→ **DATA FOR THIS TASK**:
>> BEGIN

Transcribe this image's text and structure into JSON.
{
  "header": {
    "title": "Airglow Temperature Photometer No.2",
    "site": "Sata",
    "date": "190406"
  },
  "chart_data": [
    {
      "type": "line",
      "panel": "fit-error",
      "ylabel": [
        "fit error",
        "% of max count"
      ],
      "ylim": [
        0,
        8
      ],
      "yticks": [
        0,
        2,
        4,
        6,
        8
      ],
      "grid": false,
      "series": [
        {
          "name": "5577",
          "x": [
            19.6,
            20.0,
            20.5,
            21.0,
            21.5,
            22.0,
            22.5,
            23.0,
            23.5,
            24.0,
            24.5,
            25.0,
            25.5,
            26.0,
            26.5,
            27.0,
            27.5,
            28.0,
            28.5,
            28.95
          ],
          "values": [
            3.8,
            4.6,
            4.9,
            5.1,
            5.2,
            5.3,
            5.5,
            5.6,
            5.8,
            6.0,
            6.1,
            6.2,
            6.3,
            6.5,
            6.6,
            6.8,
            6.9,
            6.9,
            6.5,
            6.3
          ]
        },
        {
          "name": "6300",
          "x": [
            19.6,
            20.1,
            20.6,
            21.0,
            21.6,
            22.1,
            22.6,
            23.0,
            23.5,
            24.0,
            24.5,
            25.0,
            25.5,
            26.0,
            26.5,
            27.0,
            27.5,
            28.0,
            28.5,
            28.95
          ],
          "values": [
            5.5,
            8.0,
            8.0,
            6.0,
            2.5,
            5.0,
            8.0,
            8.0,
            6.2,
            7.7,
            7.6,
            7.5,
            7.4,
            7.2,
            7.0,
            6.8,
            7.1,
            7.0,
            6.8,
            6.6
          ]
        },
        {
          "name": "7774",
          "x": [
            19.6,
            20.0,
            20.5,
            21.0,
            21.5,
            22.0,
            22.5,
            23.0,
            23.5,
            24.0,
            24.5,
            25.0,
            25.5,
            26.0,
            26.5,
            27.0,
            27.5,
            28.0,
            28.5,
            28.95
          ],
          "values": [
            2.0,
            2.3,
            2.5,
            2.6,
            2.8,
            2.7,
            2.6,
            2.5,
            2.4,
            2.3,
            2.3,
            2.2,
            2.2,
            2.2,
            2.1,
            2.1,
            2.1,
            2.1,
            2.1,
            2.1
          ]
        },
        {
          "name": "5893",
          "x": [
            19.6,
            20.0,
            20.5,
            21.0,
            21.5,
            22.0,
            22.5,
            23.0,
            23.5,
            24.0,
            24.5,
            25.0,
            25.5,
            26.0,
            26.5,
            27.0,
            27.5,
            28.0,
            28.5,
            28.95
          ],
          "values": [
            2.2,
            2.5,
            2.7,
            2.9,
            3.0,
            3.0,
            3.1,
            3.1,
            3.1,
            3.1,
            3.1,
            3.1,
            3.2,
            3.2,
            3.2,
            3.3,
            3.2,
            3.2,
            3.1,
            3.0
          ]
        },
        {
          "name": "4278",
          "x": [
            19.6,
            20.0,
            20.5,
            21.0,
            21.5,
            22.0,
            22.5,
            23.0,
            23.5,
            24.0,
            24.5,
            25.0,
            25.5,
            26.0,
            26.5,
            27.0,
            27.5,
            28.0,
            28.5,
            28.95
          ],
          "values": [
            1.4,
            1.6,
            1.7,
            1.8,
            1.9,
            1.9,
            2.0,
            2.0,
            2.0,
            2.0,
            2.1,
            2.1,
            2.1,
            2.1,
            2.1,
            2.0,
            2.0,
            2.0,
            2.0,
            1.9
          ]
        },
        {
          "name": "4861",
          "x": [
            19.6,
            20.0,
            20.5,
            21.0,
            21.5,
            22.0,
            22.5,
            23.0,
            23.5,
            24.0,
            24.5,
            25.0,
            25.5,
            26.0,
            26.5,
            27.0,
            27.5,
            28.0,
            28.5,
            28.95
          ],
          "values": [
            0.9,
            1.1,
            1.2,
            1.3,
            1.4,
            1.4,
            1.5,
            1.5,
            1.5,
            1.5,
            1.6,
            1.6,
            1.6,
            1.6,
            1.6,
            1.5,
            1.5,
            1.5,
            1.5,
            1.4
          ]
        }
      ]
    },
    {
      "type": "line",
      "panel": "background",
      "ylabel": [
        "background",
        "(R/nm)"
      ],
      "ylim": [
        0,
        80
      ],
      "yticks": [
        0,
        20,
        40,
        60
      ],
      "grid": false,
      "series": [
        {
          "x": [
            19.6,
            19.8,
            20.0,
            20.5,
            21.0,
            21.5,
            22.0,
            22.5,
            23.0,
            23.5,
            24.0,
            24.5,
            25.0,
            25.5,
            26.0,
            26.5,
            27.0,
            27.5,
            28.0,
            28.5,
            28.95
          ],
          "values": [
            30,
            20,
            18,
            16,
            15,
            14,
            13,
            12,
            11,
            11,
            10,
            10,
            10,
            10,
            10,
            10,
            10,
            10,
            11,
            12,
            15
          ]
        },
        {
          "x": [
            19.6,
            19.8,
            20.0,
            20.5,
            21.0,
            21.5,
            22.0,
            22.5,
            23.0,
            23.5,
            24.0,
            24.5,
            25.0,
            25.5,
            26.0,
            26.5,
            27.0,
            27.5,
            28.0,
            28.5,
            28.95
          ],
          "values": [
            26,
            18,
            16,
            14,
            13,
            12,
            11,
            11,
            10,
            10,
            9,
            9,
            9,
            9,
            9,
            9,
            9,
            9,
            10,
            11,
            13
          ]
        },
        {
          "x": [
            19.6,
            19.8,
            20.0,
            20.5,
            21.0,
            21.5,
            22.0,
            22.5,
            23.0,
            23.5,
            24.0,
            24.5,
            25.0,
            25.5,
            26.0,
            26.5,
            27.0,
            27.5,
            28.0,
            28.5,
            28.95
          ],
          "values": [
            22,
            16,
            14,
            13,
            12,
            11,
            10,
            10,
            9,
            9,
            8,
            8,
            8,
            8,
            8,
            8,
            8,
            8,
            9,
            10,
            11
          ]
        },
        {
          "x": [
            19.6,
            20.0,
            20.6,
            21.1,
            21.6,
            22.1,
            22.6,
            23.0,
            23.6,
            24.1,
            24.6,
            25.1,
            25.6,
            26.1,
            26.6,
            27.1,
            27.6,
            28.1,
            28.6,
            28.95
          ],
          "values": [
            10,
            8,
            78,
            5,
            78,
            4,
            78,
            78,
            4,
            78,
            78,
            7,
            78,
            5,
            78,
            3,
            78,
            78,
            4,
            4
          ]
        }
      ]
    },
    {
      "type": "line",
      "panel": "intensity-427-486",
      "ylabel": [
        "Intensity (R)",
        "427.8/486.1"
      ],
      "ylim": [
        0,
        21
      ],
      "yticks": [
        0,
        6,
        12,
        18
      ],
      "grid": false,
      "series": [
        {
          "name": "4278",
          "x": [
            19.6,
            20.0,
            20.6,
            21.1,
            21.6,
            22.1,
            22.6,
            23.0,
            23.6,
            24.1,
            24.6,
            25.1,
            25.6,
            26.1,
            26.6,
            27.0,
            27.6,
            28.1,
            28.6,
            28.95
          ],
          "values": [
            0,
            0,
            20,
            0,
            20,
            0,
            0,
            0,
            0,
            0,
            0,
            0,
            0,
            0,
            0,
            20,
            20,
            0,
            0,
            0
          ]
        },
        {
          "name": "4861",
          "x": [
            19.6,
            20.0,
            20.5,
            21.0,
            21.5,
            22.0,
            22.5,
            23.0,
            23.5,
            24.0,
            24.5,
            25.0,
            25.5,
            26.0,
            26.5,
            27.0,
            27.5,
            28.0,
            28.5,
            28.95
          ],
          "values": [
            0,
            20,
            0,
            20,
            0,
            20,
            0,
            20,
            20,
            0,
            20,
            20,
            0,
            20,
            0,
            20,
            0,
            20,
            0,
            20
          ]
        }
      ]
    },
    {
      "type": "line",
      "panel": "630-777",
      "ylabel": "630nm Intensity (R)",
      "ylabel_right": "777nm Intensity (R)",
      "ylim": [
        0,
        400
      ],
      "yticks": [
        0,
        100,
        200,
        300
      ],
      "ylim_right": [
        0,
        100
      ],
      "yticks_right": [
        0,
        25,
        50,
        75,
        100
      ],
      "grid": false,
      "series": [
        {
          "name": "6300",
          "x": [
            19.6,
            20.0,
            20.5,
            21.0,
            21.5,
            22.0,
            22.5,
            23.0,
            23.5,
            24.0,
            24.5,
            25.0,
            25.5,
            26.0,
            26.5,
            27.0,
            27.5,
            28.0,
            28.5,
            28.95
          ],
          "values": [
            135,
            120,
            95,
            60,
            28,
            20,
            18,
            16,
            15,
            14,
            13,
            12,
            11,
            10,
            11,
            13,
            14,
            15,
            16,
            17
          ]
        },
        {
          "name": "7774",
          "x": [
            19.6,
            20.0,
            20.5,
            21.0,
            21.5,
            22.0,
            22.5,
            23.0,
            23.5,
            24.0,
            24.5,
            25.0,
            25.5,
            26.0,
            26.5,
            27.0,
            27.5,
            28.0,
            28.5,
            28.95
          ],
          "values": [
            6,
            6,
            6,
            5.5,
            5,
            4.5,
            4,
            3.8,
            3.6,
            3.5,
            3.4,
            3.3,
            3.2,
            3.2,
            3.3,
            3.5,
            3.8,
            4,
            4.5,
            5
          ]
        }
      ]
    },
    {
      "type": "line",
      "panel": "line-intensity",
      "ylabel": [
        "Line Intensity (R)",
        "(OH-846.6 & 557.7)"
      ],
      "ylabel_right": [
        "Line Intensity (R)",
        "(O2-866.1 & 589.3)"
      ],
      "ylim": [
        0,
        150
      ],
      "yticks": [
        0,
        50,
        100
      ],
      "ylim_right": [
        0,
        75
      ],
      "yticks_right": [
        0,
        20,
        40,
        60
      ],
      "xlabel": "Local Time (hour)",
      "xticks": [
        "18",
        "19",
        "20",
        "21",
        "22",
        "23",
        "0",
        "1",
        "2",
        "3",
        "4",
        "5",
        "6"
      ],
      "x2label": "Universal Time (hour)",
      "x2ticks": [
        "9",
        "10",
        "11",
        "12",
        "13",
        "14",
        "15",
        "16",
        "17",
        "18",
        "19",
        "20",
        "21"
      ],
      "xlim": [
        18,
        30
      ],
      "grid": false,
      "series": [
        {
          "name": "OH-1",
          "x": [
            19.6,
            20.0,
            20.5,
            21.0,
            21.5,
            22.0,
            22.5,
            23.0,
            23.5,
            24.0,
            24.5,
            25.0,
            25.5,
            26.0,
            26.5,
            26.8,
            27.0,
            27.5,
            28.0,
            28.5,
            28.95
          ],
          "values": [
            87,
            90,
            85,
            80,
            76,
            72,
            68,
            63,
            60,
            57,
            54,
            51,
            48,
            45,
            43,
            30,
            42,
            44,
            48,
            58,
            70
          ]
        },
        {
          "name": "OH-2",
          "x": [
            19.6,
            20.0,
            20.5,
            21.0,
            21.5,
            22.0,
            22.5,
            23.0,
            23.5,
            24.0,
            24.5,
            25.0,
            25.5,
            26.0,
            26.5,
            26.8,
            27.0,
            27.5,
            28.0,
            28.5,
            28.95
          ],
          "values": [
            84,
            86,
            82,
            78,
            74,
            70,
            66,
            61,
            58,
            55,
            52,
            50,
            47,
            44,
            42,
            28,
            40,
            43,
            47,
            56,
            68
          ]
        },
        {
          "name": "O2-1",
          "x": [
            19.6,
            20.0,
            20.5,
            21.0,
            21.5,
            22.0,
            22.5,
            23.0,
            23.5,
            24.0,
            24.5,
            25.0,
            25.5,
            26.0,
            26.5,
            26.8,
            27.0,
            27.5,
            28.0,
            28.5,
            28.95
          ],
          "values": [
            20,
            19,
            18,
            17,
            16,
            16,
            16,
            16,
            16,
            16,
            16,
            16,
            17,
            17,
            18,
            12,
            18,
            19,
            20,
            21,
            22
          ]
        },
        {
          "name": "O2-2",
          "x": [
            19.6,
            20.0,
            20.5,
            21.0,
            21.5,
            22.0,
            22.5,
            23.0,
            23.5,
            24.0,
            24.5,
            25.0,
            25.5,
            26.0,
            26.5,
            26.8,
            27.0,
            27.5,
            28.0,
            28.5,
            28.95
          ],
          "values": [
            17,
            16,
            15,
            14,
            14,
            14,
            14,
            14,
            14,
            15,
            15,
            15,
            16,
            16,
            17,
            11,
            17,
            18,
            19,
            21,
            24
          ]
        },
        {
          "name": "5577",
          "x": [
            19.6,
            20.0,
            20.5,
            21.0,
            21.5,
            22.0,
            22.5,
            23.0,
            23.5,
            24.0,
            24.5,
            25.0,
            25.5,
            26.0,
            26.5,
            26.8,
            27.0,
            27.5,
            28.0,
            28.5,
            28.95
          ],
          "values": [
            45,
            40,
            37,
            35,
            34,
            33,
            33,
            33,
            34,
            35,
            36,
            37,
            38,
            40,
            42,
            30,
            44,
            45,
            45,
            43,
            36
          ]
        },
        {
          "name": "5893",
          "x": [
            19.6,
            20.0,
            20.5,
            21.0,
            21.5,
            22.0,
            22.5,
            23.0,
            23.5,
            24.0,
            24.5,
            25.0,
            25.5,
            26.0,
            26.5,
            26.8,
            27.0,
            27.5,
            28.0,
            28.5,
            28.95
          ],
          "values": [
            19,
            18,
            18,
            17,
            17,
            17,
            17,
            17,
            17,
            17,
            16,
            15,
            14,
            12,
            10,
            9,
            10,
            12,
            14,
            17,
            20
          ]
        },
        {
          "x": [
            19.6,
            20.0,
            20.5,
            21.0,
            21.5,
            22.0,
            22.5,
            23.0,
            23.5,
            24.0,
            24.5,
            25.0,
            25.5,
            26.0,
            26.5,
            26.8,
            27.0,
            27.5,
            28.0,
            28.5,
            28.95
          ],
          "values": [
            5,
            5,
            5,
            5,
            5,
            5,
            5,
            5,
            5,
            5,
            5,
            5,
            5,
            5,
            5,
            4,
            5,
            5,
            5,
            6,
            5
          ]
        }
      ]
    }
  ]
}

>> END

→ **STATED TASK**: Find the lines that include the string "hour", then copy each of them.

→ **TASK ANSWER**:
      "xlabel": "Local Time (hour)",
      "x2label": "Universal Time (hour)",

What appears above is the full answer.